━━━━━ DATASET ━━━━━
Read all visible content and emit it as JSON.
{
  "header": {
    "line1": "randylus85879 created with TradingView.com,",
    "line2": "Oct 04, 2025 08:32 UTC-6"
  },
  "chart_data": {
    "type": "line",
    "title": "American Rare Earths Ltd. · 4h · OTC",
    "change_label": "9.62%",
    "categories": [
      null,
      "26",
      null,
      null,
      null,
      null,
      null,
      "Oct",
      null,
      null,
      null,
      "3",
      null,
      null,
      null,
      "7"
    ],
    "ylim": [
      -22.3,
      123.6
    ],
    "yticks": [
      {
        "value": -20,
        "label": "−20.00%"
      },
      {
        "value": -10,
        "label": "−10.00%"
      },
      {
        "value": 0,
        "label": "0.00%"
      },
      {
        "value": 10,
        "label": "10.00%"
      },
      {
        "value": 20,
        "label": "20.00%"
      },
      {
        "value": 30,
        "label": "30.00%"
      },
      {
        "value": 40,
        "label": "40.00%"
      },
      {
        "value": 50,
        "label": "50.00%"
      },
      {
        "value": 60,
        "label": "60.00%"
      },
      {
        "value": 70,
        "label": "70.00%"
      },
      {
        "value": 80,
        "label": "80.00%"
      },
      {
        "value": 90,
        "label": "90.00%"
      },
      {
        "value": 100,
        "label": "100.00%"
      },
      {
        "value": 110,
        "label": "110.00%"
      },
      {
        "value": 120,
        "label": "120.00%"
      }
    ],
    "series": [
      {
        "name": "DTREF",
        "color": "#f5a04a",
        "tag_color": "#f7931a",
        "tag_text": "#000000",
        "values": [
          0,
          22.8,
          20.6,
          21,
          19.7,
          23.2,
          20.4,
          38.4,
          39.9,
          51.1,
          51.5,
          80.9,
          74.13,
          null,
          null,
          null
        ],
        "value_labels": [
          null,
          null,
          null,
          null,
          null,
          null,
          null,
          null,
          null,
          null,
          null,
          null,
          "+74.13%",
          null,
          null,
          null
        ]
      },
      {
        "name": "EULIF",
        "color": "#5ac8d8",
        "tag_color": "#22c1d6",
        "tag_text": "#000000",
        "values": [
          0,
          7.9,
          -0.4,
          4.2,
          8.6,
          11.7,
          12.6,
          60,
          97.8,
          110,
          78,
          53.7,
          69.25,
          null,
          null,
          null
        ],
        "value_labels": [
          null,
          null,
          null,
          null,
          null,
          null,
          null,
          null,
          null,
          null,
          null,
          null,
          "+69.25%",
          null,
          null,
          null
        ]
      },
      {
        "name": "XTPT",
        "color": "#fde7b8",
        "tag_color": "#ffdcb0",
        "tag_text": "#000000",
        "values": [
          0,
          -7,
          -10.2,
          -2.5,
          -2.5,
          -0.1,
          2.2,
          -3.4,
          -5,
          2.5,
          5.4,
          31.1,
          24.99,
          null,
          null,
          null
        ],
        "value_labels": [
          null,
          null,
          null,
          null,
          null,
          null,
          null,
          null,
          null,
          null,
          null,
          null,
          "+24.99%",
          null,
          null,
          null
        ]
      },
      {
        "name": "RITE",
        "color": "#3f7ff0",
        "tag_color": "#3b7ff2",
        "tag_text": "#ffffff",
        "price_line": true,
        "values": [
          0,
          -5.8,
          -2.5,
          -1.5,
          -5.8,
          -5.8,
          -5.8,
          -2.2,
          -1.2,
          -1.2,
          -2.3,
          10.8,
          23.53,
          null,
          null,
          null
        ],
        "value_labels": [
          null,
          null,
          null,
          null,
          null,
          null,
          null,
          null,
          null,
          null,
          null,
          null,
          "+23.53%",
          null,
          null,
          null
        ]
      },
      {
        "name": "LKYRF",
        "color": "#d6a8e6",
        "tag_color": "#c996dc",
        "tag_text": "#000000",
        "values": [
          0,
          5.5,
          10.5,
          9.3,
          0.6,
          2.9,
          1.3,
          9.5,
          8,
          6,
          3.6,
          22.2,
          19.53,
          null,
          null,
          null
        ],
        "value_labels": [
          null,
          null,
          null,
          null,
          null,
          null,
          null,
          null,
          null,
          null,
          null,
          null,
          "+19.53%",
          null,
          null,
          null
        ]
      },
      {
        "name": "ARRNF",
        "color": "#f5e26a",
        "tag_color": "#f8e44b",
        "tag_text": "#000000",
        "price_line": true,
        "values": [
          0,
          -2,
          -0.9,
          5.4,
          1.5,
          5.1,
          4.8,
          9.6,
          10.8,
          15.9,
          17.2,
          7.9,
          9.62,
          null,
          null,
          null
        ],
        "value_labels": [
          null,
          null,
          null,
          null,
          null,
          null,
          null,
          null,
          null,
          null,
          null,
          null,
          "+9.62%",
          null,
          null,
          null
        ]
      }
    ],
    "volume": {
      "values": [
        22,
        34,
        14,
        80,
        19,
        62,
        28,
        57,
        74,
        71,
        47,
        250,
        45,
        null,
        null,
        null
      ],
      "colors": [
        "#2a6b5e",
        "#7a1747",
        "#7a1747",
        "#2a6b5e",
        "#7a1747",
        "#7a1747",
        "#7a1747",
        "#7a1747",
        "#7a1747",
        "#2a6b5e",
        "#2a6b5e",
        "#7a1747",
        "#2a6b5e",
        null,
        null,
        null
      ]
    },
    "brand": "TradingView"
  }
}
━━━━━
▶ [GIVEN TASK]: From the material above, copy each line that includes the word "TradingView".

▶ [EXERCISE ANSWER]:
    "line1": "randylus85879 created with TradingView.com,",
    "brand": "TradingView"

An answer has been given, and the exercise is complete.